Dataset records
══════════

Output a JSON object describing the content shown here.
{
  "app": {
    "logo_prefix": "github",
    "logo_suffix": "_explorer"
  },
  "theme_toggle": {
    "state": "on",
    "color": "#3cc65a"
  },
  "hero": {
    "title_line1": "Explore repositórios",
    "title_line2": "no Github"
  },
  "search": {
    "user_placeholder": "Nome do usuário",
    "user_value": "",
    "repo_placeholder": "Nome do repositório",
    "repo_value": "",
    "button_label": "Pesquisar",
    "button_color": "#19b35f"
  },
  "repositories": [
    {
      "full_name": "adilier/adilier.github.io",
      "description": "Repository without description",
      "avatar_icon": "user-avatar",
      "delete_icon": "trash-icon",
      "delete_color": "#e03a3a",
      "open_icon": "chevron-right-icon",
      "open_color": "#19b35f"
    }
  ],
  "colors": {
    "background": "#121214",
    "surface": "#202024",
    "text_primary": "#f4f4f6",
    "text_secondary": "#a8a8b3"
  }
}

══════════

THE TASK
Transcribe every entry exactly, omitting nothing.

SOLVED EXERCISE
Output a JSON object describing the content shown here.
{
  "app": {
    "logo_prefix": "github",
    "logo_suffix": "_explorer"
  },
  "theme_toggle": {
    "state": "on",
    "color": "#3cc65a"
  },
  "hero": {
    "title_line1": "Explore repositórios",
    "title_line2": "no Github"
  },
  "search": {
    "user_placeholder": "Nome do usuário",
    "user_value": "",
    "repo_placeholder": "Nome do repositório",
    "repo_value": "",
    "button_label": "Pesquisar",
    "button_color": "#19b35f"
  },
  "repositories": [
    {
      "full_name": "adilier/adilier.github.io",
      "description": "Repository without description",
      "avatar_icon": "user-avatar",
      "delete_icon": "trash-icon",
      "delete_color": "#e03a3a",
      "open_icon": "chevron-right-icon",
      "open_color": "#19b35f"
    }
  ],
  "colors": {
    "background": "#121214",
    "surface": "#202024",
    "text_primary": "#f4f4f6",
    "text_secondary": "#a8a8b3"
  }
}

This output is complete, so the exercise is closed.